*Requirements*: Return the entries below in their exact form, leaving the pictures out.
## BEGIN Data for this exercise
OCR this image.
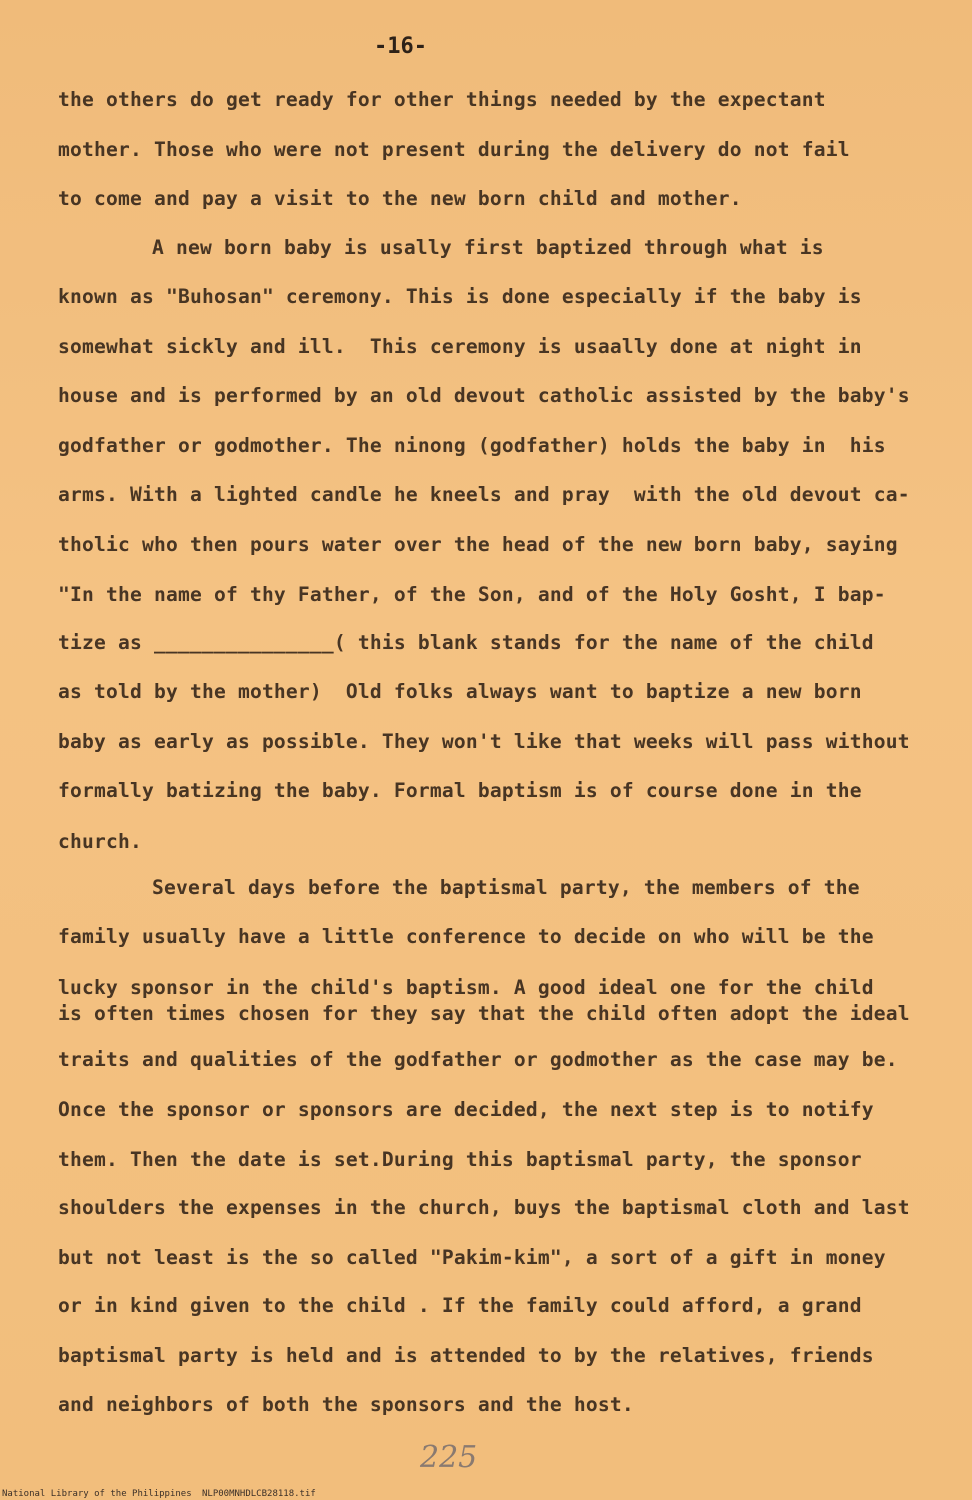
-16-
the others do get ready for other things needed by the expectant
mother. Those who were not present during the delivery do not fail
to come and pay a visit to the new born child and mother.
A new born baby is usally first baptized through what is
known as "Buhosan" ceremony. This is done especially if the baby is
somewhat sickly and ill.  This ceremony is usaally done at night in
house and is performed by an old devout catholic assisted by the baby's
godfather or godmother. The ninong (godfather) holds the baby in  his
arms. With a lighted candle he kneels and pray  with the old devout ca-
tholic who then pours water over the head of the new born baby, saying
"In the name of thy Father, of the Son, and of the Holy Gosht, I bap-
tize as _______________( this blank stands for the name of the child
as told by the mother)  Old folks always want to baptize a new born
baby as early as possible. They won't like that weeks will pass without
formally batizing the baby. Formal baptism is of course done in the
church.
Several days before the baptismal party, the members of the
family usually have a little conference to decide on who will be the
lucky sponsor in the child's baptism. A good ideal one for the child
is often times chosen for they say that the child often adopt the ideal
traits and qualities of the godfather or godmother as the case may be.
Once the sponsor or sponsors are decided, the next step is to notify
them. Then the date is set.During this baptismal party, the sponsor
shoulders the expenses in the church, buys the baptismal cloth and last
but not least is the so called "Pakim-kim", a sort of a gift in money
or in kind given to the child . If the family could afford, a grand
baptismal party is held and is attended to by the relatives, friends
and neighbors of both the sponsors and the host.
225

National Library of the Philippines

NLP00MNHDLCB28118.tif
## END Data for this exercise
*Solution to this task*:
OCR this image.
-16-
the others do get ready for other things needed by the expectant
mother. Those who were not present during the delivery do not fail
to come and pay a visit to the new born child and mother.
A new born baby is usally first baptized through what is
known as "Buhosan" ceremony. This is done especially if the baby is
somewhat sickly and ill.  This ceremony is usaally done at night in
house and is performed by an old devout catholic assisted by the baby's
godfather or godmother. The ninong (godfather) holds the baby in  his
arms. With a lighted candle he kneels and pray  with the old devout ca-
tholic who then pours water over the head of the new born baby, saying
"In the name of thy Father, of the Son, and of the Holy Gosht, I bap-
tize as _______________( this blank stands for the name of the child
as told by the mother)  Old folks always want to baptize a new born
baby as early as possible. They won't like that weeks will pass without
formally batizing the baby. Formal baptism is of course done in the
church.
Several days before the baptismal party, the members of the
family usually have a little conference to decide on who will be the
lucky sponsor in the child's baptism. A good ideal one for the child
is often times chosen for they say that the child often adopt the ideal
traits and qualities of the godfather or godmother as the case may be.
Once the sponsor or sponsors are decided, the next step is to notify
them. Then the date is set.During this baptismal party, the sponsor
shoulders the expenses in the church, buys the baptismal cloth and last
but not least is the so called "Pakim-kim", a sort of a gift in money
or in kind given to the child . If the family could afford, a grand
baptismal party is held and is attended to by the relatives, friends
and neighbors of both the sponsors and the host.
225

National Library of the Philippines

NLP00MNHDLCB28118.tif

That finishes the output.